* Begin Records shown *

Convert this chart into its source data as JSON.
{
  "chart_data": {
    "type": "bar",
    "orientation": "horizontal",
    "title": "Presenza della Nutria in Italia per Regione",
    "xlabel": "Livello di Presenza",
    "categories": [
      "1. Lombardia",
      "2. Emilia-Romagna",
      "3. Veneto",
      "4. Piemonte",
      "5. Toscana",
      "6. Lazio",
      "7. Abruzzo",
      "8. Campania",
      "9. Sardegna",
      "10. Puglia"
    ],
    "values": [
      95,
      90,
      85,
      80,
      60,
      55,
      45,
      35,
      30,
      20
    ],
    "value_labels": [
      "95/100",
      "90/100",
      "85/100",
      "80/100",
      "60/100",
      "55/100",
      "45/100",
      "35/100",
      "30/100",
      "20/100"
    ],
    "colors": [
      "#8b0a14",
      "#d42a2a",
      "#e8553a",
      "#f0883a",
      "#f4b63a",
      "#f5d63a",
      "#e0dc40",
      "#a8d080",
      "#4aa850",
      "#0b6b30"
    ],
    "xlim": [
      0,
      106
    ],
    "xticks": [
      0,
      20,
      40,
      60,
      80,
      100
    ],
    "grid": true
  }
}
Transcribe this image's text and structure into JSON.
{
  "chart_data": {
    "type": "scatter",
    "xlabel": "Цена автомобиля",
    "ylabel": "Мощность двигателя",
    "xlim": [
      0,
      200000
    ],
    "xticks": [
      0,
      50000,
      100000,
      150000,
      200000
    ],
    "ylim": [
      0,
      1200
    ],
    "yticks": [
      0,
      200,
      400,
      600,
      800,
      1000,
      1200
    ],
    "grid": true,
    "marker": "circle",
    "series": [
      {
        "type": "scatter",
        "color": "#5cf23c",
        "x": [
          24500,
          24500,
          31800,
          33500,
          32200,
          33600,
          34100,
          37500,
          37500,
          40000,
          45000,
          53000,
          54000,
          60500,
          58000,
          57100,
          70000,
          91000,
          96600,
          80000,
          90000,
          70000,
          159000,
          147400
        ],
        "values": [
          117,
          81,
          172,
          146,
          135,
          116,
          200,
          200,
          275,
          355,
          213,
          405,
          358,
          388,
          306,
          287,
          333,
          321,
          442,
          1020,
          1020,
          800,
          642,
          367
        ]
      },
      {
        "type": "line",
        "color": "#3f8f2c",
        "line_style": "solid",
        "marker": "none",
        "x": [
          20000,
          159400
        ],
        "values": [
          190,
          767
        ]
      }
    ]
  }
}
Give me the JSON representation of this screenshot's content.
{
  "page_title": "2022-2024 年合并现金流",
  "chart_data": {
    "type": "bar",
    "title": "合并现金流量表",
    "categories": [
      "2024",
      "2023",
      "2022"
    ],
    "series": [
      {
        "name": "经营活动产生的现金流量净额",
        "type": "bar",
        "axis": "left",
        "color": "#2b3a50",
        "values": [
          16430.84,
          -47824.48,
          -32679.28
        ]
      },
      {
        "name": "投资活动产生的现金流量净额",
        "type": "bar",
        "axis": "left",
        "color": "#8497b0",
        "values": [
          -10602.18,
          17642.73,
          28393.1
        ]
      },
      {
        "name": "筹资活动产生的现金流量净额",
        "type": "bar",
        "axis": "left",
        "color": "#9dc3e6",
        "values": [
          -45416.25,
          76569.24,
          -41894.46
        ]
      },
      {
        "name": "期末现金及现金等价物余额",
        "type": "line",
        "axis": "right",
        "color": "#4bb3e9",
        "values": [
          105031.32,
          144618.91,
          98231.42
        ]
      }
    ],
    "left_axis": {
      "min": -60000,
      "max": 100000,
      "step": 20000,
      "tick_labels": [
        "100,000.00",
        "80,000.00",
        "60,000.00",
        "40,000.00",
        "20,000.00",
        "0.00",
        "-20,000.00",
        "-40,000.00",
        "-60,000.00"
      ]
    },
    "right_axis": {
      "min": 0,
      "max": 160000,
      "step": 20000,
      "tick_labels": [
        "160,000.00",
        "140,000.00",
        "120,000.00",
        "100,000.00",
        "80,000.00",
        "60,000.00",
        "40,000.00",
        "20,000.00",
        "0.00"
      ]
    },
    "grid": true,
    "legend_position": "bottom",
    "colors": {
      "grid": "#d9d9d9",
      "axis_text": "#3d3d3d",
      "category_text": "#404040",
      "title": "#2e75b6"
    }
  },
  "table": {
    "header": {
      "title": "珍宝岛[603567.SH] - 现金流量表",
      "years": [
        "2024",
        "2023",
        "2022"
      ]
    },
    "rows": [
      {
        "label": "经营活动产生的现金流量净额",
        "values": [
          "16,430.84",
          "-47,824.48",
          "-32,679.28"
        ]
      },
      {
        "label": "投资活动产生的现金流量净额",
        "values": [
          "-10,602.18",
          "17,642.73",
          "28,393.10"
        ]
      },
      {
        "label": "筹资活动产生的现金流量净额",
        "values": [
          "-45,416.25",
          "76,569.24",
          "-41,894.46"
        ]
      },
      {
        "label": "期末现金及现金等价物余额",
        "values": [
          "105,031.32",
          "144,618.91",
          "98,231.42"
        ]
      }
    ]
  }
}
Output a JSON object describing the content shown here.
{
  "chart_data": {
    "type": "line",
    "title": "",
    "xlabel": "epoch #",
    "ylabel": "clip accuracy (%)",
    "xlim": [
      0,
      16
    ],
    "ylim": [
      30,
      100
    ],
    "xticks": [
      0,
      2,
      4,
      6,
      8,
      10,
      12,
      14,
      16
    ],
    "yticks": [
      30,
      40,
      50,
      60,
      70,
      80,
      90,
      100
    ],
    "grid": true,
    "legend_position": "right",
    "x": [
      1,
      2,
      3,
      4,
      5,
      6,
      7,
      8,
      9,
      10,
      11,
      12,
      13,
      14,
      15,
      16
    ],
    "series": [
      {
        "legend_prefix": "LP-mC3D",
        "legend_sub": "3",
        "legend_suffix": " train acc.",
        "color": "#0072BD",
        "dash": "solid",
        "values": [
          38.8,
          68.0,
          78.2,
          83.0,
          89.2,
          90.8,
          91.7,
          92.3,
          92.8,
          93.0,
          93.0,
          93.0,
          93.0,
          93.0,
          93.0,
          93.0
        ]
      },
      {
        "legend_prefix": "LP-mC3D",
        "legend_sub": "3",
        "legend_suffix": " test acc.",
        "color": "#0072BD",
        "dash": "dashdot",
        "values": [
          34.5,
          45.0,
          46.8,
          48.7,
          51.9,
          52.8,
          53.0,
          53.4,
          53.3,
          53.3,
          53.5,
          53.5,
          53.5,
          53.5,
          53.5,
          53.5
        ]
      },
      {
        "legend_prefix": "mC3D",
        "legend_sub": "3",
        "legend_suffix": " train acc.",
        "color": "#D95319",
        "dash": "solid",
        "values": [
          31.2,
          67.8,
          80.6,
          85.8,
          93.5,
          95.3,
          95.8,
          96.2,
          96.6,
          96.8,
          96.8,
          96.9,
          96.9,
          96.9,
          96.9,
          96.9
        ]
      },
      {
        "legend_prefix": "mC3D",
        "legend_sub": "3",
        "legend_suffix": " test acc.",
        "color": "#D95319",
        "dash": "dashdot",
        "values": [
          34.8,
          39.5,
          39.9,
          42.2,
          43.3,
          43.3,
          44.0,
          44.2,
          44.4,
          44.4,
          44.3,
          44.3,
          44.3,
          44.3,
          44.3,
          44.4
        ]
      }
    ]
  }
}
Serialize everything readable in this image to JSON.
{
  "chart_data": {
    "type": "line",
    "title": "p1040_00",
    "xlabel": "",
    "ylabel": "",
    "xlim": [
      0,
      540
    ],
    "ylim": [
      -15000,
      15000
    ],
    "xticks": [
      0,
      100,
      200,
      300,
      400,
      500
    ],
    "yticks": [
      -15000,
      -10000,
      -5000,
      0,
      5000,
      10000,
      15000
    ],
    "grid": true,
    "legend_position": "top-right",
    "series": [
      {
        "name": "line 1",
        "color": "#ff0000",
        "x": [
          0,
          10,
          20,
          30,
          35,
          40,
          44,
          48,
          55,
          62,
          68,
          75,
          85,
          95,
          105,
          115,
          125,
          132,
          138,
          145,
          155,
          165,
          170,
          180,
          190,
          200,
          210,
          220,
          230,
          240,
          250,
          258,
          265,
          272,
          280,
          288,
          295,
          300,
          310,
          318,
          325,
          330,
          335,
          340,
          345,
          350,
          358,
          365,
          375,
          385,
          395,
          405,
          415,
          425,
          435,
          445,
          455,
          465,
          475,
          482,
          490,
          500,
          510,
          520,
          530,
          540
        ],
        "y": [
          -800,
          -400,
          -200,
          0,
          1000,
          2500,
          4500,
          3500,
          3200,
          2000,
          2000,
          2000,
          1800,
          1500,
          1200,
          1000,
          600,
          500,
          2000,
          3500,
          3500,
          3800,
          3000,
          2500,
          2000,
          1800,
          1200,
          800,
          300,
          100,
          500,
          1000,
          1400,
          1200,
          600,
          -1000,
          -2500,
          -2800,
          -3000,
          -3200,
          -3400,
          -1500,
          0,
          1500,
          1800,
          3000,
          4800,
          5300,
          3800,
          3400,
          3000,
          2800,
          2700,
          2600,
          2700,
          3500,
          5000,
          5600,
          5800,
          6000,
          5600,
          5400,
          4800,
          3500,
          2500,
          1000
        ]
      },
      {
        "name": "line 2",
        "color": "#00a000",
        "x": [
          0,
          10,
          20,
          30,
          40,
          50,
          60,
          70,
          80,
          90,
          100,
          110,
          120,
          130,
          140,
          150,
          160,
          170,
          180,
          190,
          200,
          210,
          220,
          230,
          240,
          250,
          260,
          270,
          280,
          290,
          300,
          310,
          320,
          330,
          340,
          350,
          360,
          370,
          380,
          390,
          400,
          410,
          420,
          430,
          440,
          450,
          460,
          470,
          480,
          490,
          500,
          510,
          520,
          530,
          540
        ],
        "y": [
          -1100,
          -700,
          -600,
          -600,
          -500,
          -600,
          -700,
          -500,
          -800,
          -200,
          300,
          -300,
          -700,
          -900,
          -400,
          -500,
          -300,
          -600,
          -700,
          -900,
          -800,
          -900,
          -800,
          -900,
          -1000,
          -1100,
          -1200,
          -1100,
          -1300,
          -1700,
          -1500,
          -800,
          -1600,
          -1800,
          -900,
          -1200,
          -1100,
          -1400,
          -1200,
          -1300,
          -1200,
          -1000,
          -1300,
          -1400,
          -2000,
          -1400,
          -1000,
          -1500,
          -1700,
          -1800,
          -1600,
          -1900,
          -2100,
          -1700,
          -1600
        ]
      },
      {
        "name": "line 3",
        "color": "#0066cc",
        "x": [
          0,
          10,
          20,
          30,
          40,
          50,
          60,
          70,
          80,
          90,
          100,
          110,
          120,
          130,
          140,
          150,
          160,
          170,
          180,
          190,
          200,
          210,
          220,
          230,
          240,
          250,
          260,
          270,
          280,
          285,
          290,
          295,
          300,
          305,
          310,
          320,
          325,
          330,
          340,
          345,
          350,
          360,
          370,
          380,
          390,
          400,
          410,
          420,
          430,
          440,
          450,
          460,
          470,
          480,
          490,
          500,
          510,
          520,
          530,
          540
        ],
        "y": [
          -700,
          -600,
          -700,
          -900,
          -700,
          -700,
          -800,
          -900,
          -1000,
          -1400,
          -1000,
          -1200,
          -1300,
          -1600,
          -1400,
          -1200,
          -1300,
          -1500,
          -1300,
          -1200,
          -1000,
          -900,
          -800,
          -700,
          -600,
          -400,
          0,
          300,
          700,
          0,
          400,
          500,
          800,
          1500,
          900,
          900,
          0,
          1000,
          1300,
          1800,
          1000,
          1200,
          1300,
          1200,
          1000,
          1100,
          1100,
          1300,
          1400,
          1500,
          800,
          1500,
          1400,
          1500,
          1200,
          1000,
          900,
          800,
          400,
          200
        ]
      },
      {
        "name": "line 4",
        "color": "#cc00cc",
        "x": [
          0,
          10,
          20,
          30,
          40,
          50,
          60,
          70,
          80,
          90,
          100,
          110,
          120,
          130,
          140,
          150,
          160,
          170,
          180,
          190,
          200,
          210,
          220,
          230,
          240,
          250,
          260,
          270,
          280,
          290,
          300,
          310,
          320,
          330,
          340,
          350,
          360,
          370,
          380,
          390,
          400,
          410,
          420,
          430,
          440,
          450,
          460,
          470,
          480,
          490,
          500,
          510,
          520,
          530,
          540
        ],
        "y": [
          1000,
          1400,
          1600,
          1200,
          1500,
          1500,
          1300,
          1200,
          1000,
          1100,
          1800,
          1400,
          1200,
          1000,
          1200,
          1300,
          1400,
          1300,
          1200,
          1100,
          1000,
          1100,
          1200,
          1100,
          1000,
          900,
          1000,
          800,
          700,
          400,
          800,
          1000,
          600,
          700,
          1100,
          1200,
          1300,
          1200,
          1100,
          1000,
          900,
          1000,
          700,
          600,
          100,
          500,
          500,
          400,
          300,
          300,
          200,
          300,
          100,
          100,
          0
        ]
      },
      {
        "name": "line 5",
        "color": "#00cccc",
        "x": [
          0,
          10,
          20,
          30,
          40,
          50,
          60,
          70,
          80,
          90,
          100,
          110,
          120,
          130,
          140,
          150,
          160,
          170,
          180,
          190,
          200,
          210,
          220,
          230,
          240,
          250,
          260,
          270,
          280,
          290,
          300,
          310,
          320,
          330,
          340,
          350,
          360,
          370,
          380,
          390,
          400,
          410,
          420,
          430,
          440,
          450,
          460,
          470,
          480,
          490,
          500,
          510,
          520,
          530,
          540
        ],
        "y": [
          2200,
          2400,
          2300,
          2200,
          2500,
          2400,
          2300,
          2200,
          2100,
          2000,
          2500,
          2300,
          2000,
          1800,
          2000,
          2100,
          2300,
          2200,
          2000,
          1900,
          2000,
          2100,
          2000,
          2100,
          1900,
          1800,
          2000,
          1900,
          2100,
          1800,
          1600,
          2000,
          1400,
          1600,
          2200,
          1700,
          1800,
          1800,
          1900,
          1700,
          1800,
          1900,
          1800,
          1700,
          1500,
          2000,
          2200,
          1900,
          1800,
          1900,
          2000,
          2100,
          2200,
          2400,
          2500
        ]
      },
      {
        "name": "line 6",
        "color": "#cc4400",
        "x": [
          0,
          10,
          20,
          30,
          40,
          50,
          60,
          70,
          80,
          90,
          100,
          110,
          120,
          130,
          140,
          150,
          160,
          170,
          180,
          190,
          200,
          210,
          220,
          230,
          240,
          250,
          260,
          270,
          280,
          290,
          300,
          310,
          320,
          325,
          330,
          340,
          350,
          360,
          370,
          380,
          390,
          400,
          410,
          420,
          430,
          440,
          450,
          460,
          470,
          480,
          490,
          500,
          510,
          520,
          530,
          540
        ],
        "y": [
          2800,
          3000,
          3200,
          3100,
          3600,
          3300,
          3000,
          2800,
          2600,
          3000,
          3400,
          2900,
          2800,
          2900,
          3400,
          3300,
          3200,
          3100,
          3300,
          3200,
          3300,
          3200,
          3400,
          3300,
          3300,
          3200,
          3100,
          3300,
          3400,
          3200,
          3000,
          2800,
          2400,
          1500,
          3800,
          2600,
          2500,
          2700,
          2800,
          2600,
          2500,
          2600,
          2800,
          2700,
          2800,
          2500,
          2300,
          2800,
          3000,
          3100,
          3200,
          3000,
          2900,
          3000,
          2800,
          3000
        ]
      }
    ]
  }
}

* End Records shown *

> [Problem details]
In the records above, how many lines include "经营活动产生的现金流量净额"? Give that number and nothing more.

> [Result for this task]
2